- Exercise brief: Determine which lines of the records include the word "ὀργανισμοῦ", and copy them.
--- START Record extracts ---
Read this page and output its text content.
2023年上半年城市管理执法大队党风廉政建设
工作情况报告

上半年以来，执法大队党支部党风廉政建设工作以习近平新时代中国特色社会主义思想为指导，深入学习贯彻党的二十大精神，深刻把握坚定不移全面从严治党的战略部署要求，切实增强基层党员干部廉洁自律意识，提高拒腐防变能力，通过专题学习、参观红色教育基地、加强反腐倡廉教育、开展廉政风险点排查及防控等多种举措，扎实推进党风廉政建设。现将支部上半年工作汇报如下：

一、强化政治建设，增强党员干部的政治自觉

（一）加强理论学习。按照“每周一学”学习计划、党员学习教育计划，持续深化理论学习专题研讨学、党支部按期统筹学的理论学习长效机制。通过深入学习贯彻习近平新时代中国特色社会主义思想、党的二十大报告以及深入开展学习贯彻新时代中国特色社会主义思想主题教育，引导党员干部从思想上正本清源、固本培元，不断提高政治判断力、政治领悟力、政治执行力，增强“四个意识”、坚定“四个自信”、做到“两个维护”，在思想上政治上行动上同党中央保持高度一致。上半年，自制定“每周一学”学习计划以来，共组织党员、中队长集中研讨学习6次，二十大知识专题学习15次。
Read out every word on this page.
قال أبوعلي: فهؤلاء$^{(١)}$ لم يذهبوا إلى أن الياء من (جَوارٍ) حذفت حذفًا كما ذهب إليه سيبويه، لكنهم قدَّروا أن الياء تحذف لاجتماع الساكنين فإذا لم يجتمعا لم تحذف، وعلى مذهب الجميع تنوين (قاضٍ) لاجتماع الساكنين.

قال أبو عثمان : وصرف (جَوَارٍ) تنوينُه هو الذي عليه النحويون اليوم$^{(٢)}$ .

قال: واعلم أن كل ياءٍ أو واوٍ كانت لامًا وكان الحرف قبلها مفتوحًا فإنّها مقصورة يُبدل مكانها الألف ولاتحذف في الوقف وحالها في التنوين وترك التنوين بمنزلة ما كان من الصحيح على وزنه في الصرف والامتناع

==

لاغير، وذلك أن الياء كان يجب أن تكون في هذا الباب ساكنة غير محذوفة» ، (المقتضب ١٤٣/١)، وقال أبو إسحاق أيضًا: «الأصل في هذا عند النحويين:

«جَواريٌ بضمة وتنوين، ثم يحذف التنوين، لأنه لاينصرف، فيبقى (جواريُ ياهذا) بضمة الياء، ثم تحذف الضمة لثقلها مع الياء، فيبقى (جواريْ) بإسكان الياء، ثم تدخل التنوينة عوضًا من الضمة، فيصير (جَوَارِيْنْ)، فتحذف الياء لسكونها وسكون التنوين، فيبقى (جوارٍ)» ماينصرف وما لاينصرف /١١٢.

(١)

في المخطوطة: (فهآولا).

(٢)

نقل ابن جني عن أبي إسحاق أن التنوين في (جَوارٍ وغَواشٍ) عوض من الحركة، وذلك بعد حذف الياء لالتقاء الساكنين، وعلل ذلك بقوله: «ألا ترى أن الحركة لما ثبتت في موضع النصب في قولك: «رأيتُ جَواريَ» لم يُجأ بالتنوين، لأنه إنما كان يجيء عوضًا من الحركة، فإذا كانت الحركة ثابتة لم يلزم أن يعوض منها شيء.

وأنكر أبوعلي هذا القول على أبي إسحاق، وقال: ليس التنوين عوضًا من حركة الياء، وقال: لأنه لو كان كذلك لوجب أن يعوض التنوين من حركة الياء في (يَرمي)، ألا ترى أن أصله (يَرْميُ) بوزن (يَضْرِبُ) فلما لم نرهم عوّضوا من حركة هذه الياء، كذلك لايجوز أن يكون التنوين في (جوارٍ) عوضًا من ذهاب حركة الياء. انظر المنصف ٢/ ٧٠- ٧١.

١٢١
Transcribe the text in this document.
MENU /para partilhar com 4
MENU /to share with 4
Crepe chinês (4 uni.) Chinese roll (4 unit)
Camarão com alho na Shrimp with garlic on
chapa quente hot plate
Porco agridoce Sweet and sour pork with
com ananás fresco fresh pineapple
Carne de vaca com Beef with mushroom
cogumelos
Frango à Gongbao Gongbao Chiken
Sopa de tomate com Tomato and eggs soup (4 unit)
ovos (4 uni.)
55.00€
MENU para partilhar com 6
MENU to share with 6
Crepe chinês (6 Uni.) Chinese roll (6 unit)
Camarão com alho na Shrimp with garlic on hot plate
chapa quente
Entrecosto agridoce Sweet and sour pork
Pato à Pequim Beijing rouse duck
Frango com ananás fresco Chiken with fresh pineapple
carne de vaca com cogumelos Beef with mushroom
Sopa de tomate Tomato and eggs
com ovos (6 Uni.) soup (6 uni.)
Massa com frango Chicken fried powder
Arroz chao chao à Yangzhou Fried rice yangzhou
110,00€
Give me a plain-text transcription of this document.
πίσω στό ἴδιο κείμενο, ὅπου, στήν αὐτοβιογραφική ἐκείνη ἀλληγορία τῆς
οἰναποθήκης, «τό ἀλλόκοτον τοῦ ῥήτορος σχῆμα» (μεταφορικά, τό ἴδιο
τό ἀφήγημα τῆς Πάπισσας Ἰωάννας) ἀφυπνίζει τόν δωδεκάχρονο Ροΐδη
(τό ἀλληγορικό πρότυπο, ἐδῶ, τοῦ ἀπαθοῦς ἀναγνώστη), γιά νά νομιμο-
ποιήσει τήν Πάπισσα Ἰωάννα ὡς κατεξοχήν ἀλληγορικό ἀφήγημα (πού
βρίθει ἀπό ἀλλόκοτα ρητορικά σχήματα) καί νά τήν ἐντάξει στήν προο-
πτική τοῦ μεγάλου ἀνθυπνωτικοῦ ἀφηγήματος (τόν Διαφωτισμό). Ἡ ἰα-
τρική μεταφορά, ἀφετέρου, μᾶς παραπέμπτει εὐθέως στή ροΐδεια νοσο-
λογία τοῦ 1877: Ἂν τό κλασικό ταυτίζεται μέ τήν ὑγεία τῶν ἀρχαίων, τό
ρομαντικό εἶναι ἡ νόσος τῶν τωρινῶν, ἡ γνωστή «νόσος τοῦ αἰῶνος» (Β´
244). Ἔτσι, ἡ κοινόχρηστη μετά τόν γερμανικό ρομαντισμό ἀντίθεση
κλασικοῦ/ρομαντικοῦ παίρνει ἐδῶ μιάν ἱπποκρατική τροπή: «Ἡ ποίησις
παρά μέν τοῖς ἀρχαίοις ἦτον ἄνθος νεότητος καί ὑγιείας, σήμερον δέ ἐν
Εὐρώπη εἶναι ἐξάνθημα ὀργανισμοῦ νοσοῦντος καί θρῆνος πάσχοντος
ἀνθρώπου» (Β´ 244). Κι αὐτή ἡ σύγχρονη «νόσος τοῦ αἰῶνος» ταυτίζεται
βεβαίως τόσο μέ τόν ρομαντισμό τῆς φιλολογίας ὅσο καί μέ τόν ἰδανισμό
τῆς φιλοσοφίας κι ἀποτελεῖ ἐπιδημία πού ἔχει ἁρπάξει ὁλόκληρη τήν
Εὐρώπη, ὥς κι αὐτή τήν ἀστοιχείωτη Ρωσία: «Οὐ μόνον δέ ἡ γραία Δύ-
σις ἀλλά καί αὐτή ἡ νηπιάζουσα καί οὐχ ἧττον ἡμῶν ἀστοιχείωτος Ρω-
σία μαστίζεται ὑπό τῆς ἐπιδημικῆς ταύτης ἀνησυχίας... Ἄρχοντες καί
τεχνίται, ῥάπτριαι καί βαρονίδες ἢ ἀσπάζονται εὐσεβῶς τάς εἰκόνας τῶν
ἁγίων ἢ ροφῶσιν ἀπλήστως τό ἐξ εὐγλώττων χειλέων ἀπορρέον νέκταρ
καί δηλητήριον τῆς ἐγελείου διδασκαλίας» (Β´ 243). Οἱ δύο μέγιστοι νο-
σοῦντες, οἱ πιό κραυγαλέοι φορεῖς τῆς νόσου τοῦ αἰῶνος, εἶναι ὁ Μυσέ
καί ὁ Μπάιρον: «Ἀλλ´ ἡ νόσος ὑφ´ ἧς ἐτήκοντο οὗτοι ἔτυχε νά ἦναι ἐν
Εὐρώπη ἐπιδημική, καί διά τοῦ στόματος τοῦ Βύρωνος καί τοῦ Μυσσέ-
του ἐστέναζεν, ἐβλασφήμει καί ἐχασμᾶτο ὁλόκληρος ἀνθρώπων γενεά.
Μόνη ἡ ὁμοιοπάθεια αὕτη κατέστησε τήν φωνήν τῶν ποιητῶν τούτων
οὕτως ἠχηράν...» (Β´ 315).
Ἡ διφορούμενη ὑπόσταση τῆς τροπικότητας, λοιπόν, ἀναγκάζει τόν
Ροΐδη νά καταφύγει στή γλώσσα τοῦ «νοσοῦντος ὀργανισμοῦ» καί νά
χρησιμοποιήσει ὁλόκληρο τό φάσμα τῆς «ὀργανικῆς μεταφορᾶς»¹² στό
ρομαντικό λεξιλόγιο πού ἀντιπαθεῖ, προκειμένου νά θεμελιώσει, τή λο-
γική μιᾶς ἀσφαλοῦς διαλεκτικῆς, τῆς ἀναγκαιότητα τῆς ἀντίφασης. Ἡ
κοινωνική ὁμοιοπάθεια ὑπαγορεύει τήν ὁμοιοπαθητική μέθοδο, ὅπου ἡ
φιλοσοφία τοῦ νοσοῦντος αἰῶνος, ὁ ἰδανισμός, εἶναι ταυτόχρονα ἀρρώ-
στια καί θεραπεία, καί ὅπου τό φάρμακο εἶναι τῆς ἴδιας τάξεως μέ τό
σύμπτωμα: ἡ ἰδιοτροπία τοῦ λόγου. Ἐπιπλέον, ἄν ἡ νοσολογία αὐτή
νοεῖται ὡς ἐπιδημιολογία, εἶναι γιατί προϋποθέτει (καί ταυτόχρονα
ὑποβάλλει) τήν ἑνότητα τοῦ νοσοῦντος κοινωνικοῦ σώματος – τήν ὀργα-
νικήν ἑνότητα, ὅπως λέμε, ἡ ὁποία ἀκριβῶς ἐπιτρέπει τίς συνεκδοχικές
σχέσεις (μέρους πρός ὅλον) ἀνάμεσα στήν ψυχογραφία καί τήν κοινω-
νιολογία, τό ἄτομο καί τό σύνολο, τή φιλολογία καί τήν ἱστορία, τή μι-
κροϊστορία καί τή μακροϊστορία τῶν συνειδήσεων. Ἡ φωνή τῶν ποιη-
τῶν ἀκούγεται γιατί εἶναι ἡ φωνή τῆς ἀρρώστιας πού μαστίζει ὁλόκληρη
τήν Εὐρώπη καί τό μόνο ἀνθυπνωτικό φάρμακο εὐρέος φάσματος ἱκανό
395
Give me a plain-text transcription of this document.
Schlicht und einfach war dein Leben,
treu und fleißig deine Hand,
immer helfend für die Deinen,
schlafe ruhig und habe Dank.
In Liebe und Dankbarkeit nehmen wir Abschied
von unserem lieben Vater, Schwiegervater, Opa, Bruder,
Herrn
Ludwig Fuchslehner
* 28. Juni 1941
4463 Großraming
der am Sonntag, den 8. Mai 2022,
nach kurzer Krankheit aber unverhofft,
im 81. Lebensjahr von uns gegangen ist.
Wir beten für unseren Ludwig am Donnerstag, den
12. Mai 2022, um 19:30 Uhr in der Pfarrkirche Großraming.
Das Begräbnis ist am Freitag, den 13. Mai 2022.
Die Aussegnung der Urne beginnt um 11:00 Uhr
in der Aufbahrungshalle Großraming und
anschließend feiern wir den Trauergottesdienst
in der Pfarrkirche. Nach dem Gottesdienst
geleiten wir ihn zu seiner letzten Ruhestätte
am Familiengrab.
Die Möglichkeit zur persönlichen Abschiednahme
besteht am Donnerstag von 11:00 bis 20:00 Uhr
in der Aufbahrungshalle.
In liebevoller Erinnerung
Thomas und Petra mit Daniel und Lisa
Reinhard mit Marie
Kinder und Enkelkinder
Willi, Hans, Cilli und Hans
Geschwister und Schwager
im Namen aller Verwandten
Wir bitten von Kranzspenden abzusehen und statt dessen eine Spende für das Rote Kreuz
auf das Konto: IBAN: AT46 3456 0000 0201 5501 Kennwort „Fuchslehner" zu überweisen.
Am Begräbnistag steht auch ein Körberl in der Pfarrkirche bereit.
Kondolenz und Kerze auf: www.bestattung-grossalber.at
--- END Record extracts ---
- Reply:
Εὐρώπη εἶναι ἐξάνθημα ὀργανισμοῦ νοσοῦντος καί θρῆνος πάσχοντος
Ροΐδη νά καταφύγει στή γλώσσα τοῦ «νοσοῦντος ὀργανισμοῦ» καί νά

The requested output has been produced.